Your objective:
Print the line containing "Transcribe the text in this document." and each line after it through the end, please, with nothing added.

Data for this exercise:
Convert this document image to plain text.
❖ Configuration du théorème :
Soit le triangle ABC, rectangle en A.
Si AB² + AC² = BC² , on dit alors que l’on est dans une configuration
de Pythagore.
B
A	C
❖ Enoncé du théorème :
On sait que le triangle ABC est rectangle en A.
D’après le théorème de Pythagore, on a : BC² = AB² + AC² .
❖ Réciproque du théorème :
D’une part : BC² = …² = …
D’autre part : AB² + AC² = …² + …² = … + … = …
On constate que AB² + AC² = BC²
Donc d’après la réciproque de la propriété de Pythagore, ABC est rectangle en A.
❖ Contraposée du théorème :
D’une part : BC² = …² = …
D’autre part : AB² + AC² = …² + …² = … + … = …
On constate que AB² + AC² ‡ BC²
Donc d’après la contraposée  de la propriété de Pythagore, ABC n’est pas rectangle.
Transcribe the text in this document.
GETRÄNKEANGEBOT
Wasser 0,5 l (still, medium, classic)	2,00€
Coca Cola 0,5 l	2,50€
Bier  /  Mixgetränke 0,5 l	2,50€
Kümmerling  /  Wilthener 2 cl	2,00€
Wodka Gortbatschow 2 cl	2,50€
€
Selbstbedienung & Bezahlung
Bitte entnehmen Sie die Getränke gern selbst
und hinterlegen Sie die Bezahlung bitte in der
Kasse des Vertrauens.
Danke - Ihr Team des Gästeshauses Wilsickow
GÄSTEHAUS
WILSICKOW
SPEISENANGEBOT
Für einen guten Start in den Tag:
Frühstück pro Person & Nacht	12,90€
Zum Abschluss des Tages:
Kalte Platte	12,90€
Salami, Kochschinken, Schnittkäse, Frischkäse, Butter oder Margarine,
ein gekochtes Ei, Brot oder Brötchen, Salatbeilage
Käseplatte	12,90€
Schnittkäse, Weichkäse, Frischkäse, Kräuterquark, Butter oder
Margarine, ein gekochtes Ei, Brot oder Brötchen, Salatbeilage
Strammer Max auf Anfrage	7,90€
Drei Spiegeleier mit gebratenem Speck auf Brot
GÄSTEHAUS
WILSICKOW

Output below:
Transcribe the text in this document.
GETRÄNKEANGEBOT
Wasser 0,5 l (still, medium, classic)	2,00€
Coca Cola 0,5 l	2,50€
Bier  /  Mixgetränke 0,5 l	2,50€
Kümmerling  /  Wilthener 2 cl	2,00€
Wodka Gortbatschow 2 cl	2,50€
€
Selbstbedienung & Bezahlung
Bitte entnehmen Sie die Getränke gern selbst
und hinterlegen Sie die Bezahlung bitte in der
Kasse des Vertrauens.
Danke - Ihr Team des Gästeshauses Wilsickow
GÄSTEHAUS
WILSICKOW
SPEISENANGEBOT
Für einen guten Start in den Tag:
Frühstück pro Person & Nacht	12,90€
Zum Abschluss des Tages:
Kalte Platte	12,90€
Salami, Kochschinken, Schnittkäse, Frischkäse, Butter oder Margarine,
ein gekochtes Ei, Brot oder Brötchen, Salatbeilage
Käseplatte	12,90€
Schnittkäse, Weichkäse, Frischkäse, Kräuterquark, Butter oder
Margarine, ein gekochtes Ei, Brot oder Brötchen, Salatbeilage
Strammer Max auf Anfrage	7,90€
Drei Spiegeleier mit gebratenem Speck auf Brot
GÄSTEHAUS
WILSICKOW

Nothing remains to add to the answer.